Go over the entries below line by line, copying each one that contains the word "JSON".
++++ PROVIDED ENTRIES ++++
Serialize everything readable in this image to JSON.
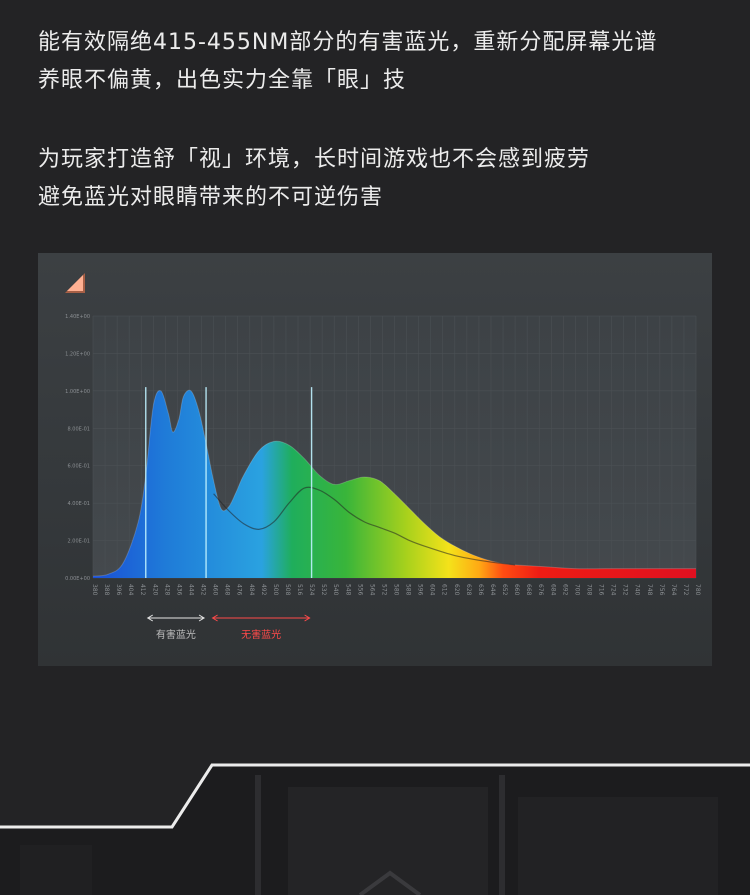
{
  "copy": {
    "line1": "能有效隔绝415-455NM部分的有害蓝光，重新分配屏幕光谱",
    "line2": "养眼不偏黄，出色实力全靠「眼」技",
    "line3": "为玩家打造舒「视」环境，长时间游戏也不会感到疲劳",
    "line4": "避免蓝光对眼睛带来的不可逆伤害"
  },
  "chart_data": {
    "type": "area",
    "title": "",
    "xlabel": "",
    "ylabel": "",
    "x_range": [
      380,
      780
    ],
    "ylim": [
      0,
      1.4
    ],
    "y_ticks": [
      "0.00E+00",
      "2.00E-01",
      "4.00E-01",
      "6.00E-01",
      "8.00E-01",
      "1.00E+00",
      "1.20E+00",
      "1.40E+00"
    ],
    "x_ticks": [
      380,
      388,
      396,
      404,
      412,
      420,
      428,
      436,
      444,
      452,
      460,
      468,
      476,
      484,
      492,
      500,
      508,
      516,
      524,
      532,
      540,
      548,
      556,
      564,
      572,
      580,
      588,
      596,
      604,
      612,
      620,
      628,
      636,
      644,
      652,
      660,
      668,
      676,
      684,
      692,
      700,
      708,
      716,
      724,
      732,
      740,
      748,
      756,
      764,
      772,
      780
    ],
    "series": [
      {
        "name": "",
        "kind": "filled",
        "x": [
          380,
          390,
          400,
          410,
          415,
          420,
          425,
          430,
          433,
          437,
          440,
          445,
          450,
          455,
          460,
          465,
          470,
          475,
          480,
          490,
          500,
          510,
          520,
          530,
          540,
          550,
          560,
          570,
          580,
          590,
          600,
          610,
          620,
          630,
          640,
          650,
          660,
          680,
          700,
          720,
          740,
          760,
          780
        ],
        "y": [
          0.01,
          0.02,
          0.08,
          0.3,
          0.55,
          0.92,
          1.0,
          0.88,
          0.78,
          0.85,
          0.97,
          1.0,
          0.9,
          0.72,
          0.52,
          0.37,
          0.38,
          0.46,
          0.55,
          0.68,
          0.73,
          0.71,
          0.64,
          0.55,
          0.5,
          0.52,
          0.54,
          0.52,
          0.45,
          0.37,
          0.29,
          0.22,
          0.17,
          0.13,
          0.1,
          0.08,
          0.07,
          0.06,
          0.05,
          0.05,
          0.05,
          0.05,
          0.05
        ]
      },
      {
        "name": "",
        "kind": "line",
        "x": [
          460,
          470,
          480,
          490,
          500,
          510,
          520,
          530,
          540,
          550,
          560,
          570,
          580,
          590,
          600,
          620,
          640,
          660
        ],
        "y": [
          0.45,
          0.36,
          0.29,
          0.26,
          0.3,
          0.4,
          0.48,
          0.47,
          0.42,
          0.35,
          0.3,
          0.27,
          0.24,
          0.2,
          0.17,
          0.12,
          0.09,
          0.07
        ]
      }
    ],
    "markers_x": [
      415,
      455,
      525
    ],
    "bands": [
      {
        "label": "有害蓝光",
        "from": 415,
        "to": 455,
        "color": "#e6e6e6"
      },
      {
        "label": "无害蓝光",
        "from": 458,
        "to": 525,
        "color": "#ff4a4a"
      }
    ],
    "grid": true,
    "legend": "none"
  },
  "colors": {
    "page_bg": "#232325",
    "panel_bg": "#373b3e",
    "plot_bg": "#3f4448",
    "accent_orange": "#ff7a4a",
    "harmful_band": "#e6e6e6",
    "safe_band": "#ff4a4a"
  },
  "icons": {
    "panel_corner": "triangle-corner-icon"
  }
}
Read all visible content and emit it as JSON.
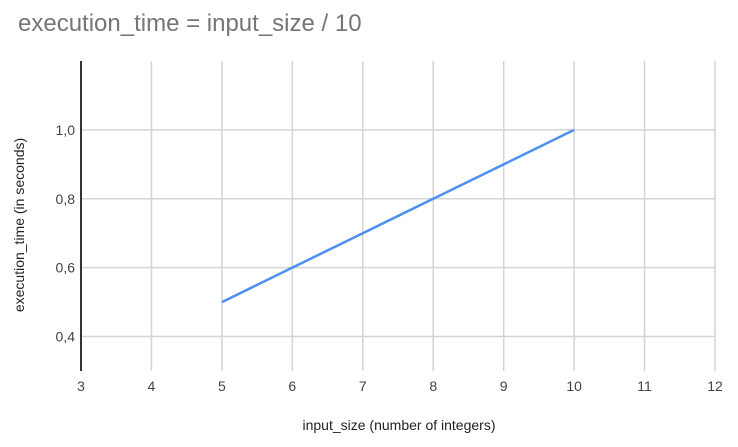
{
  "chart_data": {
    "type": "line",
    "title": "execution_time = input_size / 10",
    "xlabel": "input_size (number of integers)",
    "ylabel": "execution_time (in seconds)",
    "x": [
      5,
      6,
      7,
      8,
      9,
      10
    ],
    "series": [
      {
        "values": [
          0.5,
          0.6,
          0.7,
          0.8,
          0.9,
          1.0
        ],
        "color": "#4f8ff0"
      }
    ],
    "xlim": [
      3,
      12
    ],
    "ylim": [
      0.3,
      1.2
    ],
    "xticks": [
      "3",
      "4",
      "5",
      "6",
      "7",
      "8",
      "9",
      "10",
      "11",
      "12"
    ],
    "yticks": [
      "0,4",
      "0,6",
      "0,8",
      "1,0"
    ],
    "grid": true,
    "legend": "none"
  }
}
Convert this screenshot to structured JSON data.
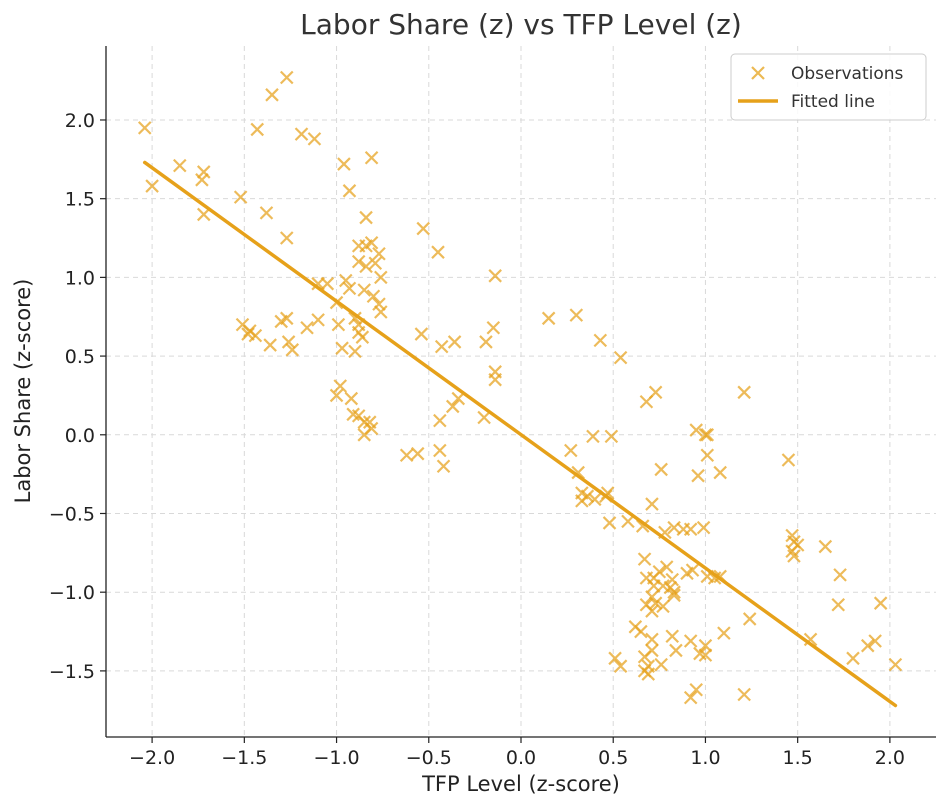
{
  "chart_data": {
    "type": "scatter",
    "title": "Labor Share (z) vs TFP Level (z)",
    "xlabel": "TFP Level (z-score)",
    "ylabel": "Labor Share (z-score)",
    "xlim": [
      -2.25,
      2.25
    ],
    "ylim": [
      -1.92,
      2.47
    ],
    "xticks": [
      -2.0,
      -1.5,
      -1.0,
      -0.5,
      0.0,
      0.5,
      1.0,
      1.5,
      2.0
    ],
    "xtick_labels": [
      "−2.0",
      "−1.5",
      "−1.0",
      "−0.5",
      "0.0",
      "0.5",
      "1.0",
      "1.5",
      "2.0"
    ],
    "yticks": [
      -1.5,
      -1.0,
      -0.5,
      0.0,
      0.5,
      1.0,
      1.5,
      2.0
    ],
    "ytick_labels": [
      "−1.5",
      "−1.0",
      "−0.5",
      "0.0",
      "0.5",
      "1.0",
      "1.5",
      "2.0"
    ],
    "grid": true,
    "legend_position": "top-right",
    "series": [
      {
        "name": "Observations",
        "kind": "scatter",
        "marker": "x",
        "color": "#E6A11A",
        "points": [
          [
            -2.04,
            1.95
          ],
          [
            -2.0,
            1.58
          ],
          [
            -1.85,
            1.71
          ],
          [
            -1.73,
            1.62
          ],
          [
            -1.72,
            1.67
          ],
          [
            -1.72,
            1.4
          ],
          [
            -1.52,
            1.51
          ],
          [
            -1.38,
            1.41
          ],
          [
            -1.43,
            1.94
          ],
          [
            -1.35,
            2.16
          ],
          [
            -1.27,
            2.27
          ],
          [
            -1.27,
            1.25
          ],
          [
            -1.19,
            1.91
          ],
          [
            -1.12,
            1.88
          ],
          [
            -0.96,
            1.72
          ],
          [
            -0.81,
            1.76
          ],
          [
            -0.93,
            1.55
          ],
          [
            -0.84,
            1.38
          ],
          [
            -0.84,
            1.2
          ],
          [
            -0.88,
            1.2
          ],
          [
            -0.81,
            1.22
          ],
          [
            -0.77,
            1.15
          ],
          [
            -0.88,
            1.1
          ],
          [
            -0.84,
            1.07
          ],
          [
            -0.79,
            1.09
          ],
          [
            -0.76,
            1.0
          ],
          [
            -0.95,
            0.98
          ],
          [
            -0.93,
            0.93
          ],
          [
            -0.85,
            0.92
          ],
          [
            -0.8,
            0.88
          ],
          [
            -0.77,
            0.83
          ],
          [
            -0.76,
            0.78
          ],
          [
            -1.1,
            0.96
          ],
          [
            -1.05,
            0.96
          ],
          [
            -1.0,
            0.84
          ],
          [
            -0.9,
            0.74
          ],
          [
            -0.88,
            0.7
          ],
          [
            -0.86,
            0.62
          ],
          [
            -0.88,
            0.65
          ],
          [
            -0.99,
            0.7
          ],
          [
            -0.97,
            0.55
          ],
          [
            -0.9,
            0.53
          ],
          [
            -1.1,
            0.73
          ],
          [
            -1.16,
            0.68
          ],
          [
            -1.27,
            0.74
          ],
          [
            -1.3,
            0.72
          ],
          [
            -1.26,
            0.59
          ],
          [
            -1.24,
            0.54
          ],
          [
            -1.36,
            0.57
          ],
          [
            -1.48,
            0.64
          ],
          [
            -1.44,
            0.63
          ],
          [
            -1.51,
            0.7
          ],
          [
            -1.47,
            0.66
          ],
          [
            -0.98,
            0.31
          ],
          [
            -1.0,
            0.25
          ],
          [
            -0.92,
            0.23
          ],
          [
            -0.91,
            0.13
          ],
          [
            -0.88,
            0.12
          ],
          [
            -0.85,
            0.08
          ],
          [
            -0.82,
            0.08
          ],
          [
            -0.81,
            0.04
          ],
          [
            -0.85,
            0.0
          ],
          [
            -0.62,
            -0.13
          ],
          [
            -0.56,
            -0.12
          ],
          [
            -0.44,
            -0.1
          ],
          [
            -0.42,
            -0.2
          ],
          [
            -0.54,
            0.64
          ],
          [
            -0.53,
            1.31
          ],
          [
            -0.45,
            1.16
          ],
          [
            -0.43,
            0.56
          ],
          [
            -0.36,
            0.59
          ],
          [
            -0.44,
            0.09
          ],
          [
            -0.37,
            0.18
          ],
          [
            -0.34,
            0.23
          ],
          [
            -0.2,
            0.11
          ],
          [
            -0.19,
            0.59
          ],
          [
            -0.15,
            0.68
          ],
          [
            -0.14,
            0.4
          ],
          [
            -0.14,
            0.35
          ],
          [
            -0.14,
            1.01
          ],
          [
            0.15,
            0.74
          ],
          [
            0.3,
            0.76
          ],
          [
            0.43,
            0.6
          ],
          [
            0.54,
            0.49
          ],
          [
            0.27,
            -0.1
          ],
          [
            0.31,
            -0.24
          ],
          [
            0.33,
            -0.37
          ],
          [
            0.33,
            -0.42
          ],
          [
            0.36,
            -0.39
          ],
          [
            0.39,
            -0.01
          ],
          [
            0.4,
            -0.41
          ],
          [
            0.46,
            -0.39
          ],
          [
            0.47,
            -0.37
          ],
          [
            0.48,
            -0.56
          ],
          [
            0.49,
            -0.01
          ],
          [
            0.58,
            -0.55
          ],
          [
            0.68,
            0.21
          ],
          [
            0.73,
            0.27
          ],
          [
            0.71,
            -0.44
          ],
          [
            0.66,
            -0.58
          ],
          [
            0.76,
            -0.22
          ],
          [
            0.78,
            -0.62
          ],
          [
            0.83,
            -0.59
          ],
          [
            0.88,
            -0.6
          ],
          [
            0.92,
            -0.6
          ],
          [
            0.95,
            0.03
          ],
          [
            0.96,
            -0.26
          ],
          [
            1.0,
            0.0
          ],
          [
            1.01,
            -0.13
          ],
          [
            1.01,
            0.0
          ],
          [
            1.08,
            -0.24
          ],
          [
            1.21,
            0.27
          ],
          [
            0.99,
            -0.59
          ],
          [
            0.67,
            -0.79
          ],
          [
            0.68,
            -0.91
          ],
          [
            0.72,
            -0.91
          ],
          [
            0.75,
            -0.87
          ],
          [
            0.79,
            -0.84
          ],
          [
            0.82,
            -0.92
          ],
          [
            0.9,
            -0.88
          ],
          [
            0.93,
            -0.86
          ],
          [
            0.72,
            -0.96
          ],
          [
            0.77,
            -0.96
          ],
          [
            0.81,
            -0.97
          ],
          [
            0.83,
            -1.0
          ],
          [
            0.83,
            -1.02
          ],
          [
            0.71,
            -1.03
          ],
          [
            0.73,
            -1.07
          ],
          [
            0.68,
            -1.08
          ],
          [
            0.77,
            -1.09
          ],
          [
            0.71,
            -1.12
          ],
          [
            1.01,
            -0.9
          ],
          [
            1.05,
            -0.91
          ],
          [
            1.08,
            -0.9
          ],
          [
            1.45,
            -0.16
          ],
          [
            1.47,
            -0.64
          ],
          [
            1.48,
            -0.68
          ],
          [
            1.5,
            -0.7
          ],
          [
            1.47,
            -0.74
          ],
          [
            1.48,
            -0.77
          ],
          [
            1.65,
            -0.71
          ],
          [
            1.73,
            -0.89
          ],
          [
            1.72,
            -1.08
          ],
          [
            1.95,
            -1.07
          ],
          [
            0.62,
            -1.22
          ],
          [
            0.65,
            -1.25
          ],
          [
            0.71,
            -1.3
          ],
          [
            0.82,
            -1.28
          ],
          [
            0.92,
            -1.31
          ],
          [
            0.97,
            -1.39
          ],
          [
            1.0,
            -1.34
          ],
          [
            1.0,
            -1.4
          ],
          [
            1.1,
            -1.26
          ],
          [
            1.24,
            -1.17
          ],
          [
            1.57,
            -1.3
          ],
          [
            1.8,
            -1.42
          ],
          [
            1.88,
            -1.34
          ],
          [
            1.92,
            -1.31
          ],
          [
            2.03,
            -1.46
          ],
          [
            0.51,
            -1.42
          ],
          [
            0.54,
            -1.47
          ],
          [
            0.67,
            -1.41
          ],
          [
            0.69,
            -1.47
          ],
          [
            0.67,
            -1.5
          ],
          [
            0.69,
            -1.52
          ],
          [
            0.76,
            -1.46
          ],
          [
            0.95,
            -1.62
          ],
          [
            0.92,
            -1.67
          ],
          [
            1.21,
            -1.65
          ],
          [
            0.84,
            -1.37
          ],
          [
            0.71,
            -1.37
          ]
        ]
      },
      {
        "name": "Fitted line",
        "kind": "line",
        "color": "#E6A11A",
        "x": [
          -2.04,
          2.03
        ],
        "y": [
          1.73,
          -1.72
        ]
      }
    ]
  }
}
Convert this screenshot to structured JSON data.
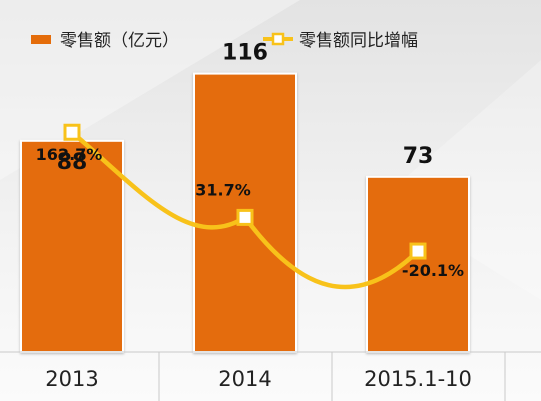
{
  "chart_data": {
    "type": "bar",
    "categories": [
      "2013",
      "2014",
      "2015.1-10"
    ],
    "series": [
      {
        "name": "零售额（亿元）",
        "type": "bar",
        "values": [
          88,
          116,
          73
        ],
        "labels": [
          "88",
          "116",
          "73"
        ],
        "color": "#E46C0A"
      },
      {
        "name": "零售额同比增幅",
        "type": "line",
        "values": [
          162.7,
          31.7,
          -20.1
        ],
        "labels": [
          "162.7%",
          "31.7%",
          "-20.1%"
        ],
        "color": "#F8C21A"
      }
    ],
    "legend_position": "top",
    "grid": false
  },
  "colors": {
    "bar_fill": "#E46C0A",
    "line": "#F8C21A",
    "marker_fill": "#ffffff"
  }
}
++++
◆ **ANSWER TO THIS TASK**:
Serialize everything readable in this image to JSON.
Read all visible content and emit it as JSON.
Convert this screenshot to structured JSON data.
Convert this screenshot to structured JSON data.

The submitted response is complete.